What you will do> Revise every line of the material below so that "[y = 0.00]" becomes "[y = 0.50]" wherever it occurs, and keep everything else unchanged.

Data excerpts>
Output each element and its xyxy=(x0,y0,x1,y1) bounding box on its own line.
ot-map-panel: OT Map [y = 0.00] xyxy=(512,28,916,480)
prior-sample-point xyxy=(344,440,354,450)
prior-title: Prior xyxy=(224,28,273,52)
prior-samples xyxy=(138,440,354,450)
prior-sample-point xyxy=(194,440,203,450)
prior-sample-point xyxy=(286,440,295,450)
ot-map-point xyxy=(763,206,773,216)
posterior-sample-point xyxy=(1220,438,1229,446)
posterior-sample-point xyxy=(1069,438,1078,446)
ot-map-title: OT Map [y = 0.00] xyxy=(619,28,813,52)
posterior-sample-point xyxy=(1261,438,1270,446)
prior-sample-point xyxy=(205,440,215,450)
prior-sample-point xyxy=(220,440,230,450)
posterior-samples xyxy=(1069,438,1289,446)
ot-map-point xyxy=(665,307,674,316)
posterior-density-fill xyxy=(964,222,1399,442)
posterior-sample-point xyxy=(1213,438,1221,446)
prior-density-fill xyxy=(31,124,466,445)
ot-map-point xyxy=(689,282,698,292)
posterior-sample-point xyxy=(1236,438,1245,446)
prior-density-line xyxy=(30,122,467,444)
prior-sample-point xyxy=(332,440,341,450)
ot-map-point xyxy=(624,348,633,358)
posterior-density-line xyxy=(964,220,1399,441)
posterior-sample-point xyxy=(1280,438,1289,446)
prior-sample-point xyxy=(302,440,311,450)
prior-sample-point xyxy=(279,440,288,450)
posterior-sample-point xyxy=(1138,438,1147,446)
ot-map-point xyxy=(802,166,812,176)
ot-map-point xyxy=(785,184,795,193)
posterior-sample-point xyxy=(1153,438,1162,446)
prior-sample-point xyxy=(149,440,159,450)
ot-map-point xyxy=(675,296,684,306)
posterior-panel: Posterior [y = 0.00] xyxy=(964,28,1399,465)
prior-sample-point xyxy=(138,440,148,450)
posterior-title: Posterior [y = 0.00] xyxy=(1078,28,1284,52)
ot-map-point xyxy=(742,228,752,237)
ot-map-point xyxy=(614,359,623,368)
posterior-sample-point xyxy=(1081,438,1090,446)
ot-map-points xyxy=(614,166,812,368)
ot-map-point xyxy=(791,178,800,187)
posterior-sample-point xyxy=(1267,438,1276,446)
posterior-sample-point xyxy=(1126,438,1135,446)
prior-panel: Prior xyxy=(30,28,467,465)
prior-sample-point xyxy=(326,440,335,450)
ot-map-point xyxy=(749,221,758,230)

The output>
Output each element and its xyxy=(x0,y0,x1,y1) bounding box on its own line.
ot-map-panel: OT Map [y = 0.50] xyxy=(512,28,916,480)
prior-sample-point xyxy=(344,440,354,450)
prior-title: Prior xyxy=(224,28,273,52)
prior-samples xyxy=(138,440,354,450)
prior-sample-point xyxy=(194,440,203,450)
prior-sample-point xyxy=(286,440,295,450)
ot-map-point xyxy=(763,206,773,216)
posterior-sample-point xyxy=(1220,438,1229,446)
posterior-sample-point xyxy=(1069,438,1078,446)
ot-map-title: OT Map [y = 0.50] xyxy=(619,28,813,52)
posterior-sample-point xyxy=(1261,438,1270,446)
prior-sample-point xyxy=(205,440,215,450)
prior-sample-point xyxy=(220,440,230,450)
posterior-samples xyxy=(1069,438,1289,446)
ot-map-point xyxy=(665,307,674,316)
posterior-density-fill xyxy=(964,222,1399,442)
posterior-sample-point xyxy=(1213,438,1221,446)
prior-density-fill xyxy=(31,124,466,445)
ot-map-point xyxy=(689,282,698,292)
posterior-sample-point xyxy=(1236,438,1245,446)
prior-density-line xyxy=(30,122,467,444)
prior-sample-point xyxy=(332,440,341,450)
ot-map-point xyxy=(624,348,633,358)
posterior-density-line xyxy=(964,220,1399,441)
posterior-sample-point xyxy=(1280,438,1289,446)
prior-sample-point xyxy=(302,440,311,450)
prior-sample-point xyxy=(279,440,288,450)
posterior-sample-point xyxy=(1138,438,1147,446)
ot-map-point xyxy=(802,166,812,176)
ot-map-point xyxy=(785,184,795,193)
posterior-sample-point xyxy=(1153,438,1162,446)
prior-sample-point xyxy=(149,440,159,450)
ot-map-point xyxy=(675,296,684,306)
posterior-panel: Posterior [y = 0.50] xyxy=(964,28,1399,465)
prior-sample-point xyxy=(138,440,148,450)
posterior-title: Posterior [y = 0.50] xyxy=(1078,28,1284,52)
ot-map-point xyxy=(742,228,752,237)
ot-map-point xyxy=(614,359,623,368)
posterior-sample-point xyxy=(1081,438,1090,446)
ot-map-points xyxy=(614,166,812,368)
ot-map-point xyxy=(791,178,800,187)
posterior-sample-point xyxy=(1267,438,1276,446)
posterior-sample-point xyxy=(1126,438,1135,446)
prior-panel: Prior xyxy=(30,28,467,465)
prior-sample-point xyxy=(326,440,335,450)
ot-map-point xyxy=(749,221,758,230)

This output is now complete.